> [GIVEN TASK]:
Go through the listing and return every line with "Apollonius" in it.

------ SOURCE RECORDS ------

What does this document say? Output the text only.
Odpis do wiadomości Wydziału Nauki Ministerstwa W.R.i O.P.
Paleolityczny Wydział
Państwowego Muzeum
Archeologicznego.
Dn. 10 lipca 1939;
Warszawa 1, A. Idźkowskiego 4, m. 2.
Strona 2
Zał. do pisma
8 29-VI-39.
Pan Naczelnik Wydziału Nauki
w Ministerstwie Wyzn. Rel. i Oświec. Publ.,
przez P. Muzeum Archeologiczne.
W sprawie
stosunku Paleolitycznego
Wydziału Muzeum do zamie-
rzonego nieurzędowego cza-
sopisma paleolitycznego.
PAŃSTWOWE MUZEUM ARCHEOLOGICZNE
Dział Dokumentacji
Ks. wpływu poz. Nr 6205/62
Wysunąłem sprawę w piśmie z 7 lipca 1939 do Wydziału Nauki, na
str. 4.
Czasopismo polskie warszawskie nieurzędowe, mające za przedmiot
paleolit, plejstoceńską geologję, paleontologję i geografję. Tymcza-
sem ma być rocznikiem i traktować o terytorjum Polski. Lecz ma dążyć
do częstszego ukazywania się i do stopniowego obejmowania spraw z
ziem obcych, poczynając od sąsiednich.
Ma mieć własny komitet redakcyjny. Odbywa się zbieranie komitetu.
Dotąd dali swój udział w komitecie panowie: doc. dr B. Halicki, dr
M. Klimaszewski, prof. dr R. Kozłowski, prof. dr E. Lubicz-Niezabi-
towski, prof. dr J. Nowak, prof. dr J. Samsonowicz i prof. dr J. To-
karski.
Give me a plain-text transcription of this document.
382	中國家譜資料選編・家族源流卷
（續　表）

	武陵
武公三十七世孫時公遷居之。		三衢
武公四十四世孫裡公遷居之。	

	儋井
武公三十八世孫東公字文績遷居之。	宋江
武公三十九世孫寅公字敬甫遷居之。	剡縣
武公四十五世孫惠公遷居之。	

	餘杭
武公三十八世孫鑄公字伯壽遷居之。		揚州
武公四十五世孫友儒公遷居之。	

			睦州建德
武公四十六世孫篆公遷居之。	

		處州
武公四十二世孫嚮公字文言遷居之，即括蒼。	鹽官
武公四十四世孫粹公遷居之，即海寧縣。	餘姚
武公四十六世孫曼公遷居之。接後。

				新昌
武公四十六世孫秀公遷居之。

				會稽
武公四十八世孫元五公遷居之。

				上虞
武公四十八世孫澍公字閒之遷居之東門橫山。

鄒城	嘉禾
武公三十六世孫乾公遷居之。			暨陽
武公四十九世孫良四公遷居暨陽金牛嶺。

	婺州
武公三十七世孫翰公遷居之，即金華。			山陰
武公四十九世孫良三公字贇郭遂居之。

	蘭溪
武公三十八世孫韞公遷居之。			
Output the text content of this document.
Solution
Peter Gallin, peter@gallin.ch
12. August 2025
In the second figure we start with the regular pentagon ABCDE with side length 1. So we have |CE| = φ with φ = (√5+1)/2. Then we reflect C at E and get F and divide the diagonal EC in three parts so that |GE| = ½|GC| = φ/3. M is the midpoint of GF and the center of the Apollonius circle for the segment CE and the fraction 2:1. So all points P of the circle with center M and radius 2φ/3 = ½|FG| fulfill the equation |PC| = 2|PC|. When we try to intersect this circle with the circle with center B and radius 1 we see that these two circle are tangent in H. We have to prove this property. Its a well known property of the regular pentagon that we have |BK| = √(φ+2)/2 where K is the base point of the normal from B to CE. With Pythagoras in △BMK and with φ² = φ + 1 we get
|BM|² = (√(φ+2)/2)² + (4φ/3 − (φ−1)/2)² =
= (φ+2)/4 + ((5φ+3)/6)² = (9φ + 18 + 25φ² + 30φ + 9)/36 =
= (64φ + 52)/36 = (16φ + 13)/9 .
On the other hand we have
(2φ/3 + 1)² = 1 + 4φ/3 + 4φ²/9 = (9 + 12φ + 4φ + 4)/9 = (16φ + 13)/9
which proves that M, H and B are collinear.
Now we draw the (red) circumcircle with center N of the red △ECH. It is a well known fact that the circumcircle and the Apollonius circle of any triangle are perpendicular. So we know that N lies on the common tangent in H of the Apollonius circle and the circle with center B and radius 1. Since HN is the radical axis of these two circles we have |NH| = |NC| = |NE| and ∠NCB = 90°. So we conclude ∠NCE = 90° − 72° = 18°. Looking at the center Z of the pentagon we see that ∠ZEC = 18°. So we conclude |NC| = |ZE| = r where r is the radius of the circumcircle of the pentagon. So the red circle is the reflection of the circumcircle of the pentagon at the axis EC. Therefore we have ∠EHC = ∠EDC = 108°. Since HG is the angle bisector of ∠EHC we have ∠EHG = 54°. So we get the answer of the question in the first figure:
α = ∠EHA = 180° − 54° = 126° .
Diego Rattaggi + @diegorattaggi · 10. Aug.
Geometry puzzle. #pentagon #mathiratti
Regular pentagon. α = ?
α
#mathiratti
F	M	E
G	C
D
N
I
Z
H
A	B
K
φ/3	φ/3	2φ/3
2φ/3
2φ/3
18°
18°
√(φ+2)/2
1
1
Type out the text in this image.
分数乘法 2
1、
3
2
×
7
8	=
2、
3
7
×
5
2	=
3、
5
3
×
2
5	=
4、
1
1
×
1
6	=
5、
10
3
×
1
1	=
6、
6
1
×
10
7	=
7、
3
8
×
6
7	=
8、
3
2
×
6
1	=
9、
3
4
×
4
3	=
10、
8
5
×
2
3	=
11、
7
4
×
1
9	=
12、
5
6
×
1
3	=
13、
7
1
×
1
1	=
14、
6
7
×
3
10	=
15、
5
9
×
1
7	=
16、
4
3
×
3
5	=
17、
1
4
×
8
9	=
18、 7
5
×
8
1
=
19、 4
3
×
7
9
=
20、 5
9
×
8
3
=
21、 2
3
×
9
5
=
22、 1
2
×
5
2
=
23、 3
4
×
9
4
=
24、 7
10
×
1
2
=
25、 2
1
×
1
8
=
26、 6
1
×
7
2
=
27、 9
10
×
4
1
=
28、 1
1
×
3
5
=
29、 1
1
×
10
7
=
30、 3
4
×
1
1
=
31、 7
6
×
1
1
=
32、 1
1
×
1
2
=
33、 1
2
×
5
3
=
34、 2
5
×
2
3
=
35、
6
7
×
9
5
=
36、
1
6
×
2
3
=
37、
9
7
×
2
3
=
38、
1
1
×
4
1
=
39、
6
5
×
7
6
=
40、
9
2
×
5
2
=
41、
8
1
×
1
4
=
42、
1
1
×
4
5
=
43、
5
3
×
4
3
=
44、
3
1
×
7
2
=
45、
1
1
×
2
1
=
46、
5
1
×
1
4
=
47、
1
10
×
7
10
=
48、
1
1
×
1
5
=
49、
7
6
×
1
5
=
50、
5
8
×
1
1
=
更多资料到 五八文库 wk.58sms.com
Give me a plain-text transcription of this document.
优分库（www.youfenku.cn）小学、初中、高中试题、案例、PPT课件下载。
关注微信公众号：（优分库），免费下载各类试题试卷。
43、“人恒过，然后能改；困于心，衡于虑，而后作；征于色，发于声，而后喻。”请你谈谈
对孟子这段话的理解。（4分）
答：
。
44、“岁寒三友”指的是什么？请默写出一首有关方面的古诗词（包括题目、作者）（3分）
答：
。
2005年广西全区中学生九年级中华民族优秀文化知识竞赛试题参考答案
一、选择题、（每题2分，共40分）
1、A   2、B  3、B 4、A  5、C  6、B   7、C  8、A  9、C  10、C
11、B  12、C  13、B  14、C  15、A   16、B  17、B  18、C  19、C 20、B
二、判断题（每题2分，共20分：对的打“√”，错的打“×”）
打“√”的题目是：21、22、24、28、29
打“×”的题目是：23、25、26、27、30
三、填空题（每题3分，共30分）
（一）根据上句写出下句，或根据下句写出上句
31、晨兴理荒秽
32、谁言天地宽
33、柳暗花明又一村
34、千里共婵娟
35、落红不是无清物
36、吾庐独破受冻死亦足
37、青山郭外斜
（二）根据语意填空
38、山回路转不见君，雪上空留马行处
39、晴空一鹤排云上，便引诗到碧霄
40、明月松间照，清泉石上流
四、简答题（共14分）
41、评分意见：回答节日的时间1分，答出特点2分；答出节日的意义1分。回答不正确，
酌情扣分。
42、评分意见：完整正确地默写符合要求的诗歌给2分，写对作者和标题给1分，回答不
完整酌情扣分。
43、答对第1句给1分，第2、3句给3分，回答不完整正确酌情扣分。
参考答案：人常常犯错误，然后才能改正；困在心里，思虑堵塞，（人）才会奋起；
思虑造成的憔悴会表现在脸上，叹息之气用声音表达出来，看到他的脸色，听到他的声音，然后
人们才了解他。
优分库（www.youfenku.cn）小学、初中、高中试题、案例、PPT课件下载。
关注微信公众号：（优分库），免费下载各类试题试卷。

------

> [OUTPUT BELOW]:
In the second figure we start with the regular pentagon ABCDE with side length 1. So we have |CE| = φ with φ = (√5+1)/2. Then we reflect C at E and get F and divide the diagonal EC in three parts so that |GE| = ½|GC| = φ/3. M is the midpoint of GF and the center of the Apollonius circle for the segment CE and the fraction 2:1. So all points P of the circle with center M and radius 2φ/3 = ½|FG| fulfill the equation |PC| = 2|PC|. When we try to intersect this circle with the circle with center B and radius 1 we see that these two circle are tangent in H. We have to prove this property. Its a well known property of the regular pentagon that we have |BK| = √(φ+2)/2 where K is the base point of the normal from B to CE. With Pythagoras in △BMK and with φ² = φ + 1 we get
Now we draw the (red) circumcircle with center N of the red △ECH. It is a well known fact that the circumcircle and the Apollonius circle of any triangle are perpendicular. So we know that N lies on the common tangent in H of the Apollonius circle and the circle with center B and radius 1. Since HN is the radical axis of these two circles we have |NH| = |NC| = |NE| and ∠NCB = 90°. So we conclude ∠NCE = 90° − 72° = 18°. Looking at the center Z of the pentagon we see that ∠ZEC = 18°. So we conclude |NC| = |ZE| = r where r is the radius of the circumcircle of the pentagon. So the red circle is the reflection of the circumcircle of the pentagon at the axis EC. Therefore we have ∠EHC = ∠EDC = 108°. Since HG is the angle bisector of ∠EHC we have ∠EHG = 54°. So we get the answer of the question in the first figure:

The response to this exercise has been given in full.